Teks Kutipan:
Para preman mafia tambang benar-benar sadis menyiksa Salim alias Kancil (52), warga Dusun Krajan, dan Tosan (51) warga Dusun Persil Desa selok Awar-Awar Kecamatan Pasirian, Lumajang, Jatim Sabtu (26/9/2015).
Salim dipukuli dan disetrum dalam kondisi tangan terikat oleh gerombolan orang. Ia dilukai beberapa kali memakai senjata tajam namun tidak terluka.
Salim ambruk dan tewas setelah kepalanya dikepruk memakai batu, tetap dalam kondisi tangan terikat.
Sedangkan Tosan dipukuli beramai-ramai. Sempat melarikan diri memakai sepeda angin, tetapi tetap dikejar.

Daftar Tugas:
[A] Bisakah Anda meringkas teks tentang penganiayaan Salim dan Tosan di Lumajang dalam dua kalimat?
[B] Bisakah Anda menulis lanjutan teks tentang penganiayaan Salim dan Tosan di Lumajang, dimulai setelah kalimat terakhirnya?

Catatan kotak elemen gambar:

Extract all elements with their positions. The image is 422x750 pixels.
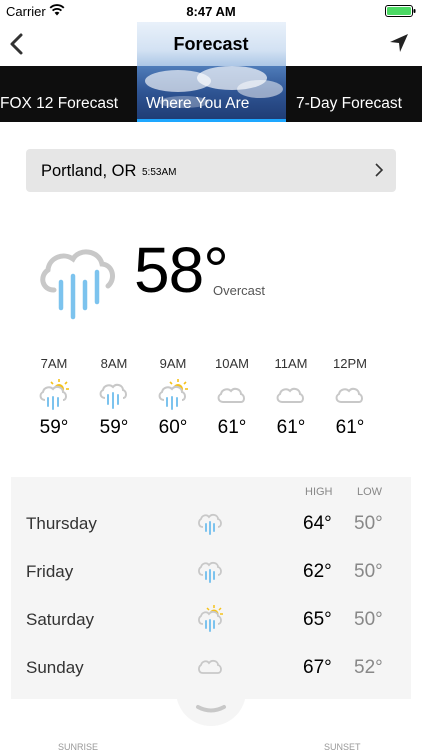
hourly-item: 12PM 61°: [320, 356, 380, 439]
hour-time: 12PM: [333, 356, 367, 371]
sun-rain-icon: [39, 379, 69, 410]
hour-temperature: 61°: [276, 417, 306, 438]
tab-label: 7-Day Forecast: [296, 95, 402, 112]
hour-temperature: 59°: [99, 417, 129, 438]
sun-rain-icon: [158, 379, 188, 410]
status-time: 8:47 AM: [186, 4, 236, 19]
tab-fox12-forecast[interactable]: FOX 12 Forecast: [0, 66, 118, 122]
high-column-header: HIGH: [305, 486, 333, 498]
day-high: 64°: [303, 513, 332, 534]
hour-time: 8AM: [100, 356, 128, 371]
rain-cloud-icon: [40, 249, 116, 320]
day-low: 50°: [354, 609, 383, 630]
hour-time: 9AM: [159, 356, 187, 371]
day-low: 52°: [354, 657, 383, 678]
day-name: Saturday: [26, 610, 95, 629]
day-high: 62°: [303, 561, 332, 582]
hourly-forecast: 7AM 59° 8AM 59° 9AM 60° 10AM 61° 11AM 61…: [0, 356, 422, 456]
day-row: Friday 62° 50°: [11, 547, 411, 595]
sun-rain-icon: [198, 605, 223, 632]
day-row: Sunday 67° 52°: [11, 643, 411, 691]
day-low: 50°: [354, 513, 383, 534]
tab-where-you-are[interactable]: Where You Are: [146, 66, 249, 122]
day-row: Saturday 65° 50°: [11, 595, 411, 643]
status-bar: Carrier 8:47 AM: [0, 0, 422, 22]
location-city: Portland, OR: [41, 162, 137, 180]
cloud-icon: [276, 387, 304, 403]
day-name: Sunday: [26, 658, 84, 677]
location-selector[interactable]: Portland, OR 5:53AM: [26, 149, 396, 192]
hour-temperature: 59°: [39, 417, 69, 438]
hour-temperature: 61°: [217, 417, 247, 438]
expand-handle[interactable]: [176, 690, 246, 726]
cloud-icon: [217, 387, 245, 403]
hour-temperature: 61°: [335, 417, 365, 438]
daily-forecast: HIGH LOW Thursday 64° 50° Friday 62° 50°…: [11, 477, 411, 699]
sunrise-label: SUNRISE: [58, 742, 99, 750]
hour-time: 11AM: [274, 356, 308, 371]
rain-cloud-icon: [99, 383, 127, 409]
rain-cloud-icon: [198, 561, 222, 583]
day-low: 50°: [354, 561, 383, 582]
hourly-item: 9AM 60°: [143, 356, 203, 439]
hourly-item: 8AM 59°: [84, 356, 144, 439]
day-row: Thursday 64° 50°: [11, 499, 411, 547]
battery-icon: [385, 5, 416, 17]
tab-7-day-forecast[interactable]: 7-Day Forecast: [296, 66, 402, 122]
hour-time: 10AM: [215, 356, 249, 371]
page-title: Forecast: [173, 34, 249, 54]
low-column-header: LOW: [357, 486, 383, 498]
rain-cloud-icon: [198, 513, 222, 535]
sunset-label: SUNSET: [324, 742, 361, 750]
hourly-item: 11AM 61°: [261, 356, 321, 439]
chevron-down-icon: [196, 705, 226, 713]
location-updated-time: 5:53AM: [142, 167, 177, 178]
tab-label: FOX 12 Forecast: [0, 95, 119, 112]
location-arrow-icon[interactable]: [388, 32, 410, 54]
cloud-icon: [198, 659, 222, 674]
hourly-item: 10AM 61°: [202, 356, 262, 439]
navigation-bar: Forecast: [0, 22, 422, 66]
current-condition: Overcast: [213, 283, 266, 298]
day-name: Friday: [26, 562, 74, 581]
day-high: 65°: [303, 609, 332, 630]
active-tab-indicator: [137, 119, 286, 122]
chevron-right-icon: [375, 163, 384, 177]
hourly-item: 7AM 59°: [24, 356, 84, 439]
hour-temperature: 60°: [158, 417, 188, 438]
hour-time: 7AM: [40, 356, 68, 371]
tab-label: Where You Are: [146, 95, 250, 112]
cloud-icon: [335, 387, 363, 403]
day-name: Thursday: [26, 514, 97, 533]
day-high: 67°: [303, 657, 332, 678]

* * *

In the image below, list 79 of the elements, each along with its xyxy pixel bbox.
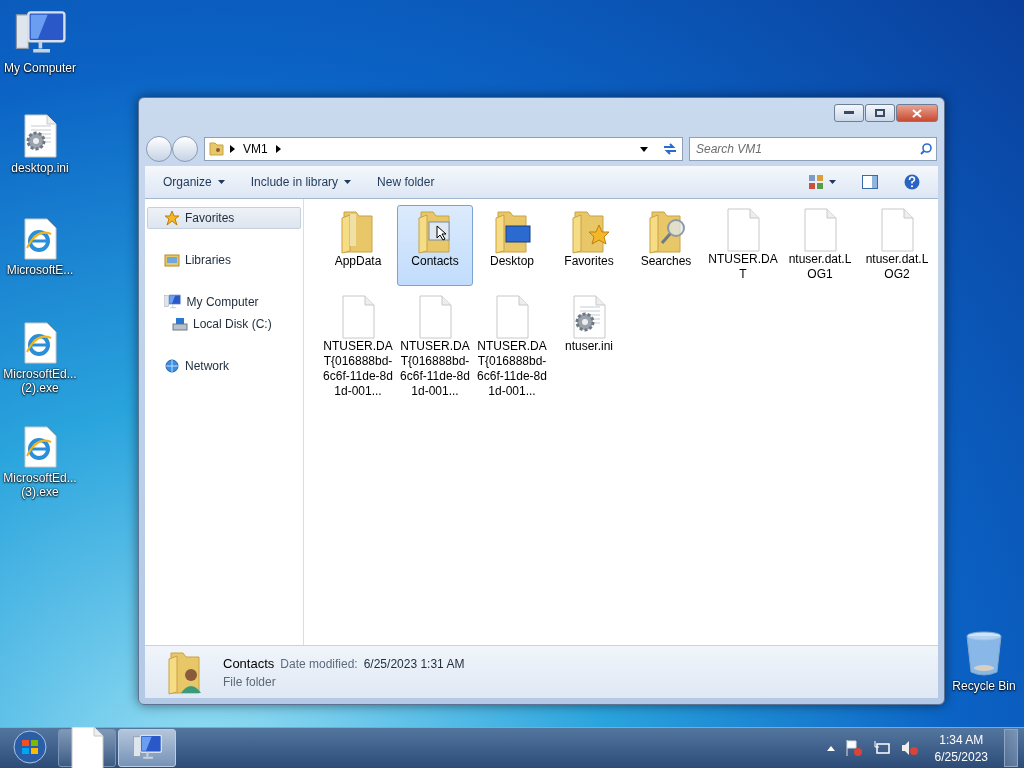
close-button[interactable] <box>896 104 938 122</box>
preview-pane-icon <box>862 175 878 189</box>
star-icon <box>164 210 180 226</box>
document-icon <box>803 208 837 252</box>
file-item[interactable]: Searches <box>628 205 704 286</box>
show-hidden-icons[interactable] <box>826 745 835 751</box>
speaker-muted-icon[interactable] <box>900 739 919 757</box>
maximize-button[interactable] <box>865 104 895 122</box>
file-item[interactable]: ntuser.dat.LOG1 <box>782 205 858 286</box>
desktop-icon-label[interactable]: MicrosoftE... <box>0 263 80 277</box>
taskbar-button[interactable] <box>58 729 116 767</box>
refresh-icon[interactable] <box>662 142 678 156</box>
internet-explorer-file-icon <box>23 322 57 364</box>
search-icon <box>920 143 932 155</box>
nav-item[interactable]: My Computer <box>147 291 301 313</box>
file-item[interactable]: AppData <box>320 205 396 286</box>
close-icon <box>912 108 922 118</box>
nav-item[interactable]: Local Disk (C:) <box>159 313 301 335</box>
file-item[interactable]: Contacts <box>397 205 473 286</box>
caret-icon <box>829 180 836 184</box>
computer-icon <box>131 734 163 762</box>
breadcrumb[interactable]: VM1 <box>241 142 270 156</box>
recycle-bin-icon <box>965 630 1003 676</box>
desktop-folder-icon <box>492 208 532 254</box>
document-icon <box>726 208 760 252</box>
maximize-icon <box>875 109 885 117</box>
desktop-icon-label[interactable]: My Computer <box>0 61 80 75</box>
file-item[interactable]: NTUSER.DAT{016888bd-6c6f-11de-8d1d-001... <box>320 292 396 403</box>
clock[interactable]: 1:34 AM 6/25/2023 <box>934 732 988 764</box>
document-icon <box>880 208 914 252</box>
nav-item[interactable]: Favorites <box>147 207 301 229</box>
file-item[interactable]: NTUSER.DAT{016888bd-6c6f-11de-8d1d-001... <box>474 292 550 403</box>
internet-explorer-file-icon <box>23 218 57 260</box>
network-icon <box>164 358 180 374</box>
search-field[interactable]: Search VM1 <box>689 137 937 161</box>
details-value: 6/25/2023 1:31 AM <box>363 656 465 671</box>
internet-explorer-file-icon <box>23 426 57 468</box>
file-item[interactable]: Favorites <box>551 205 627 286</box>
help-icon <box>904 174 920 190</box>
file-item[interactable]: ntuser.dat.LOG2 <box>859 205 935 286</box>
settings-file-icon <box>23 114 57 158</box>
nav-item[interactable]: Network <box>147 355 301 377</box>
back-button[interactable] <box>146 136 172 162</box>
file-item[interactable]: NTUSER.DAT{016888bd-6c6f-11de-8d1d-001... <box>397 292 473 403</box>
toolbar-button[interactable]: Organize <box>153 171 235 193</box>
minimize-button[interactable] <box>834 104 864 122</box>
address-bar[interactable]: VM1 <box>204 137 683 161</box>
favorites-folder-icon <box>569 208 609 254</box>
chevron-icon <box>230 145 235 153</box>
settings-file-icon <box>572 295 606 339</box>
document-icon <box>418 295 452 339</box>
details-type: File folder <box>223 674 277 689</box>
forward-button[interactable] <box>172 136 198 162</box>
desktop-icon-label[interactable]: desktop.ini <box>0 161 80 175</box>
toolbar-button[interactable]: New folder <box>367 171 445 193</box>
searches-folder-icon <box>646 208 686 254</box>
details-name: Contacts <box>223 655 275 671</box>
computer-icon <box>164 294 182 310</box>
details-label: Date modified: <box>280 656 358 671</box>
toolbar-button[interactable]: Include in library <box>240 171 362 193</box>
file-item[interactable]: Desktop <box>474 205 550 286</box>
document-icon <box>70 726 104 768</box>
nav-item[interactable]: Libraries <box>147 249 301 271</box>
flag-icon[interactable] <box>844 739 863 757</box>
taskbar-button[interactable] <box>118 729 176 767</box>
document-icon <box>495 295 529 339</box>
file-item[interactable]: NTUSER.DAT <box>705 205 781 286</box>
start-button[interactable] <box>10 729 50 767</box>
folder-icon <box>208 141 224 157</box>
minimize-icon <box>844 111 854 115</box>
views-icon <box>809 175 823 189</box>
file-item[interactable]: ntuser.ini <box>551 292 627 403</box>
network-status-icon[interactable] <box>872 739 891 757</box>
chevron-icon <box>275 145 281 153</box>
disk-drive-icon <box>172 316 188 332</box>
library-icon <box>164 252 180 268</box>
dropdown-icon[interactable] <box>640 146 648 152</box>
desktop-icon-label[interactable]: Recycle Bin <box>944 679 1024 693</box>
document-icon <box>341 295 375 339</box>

Jawaban per Tugas:
[A] Pada Sabtu (26/9/2015), para preman mafia tambang menyiksa Salim alias Kancil (52) dan Tosan (51), warga Desa Selok Awar-Awar, Kecamatan Pasirian, Lumajang. Salim dipukuli, disetrum, lalu tewas setelah kepalanya dikepruk batu dalam kondisi tangan terikat, sedangkan Tosan dipukuli beramai-ramai dan tetap dikejar meski sempat melarikan diri dengan sepeda angin.

[B]
Tosan ditabrak memakai sepeda motor, dan barulah gerombolan orang itu menghentikan aksinya ketika ada orang yang melerai aksi tersebut.
Setidaknya hal ini bisa dilihat dari hasil investigasi empat NGO yang melakukan investigasi paska peristiwa itu berlangsung.
Empat NGO itu adalah Wahana Lingkungan Hidup (Walhi) Jawa Timur, Laskar Hijau Lumajang, Kontras Surabaya, dan LBH Disabilitas Jawa Timur.
Dalam keterangan pers yang dikirimkan melalui surat elektronik, mereka menceritakan kronologi peristiwa yang menyebabkan melayangnya nyawa Salim Kancil, Sabtu (26/9/2015).
Hasil investigasi itu diberi judul Pasir Berdarah di Tanah Lumajang.
Peristiwa itu bermula saat Tosan didatangi segerombolan orang pukul 07.30 WIB.
Kurang lebih 40 orang dengan menggunakan kendaraan bermotor mendatangi rumah Tosan dengan membawa pentungan kayu, pacul, celurit dan batu.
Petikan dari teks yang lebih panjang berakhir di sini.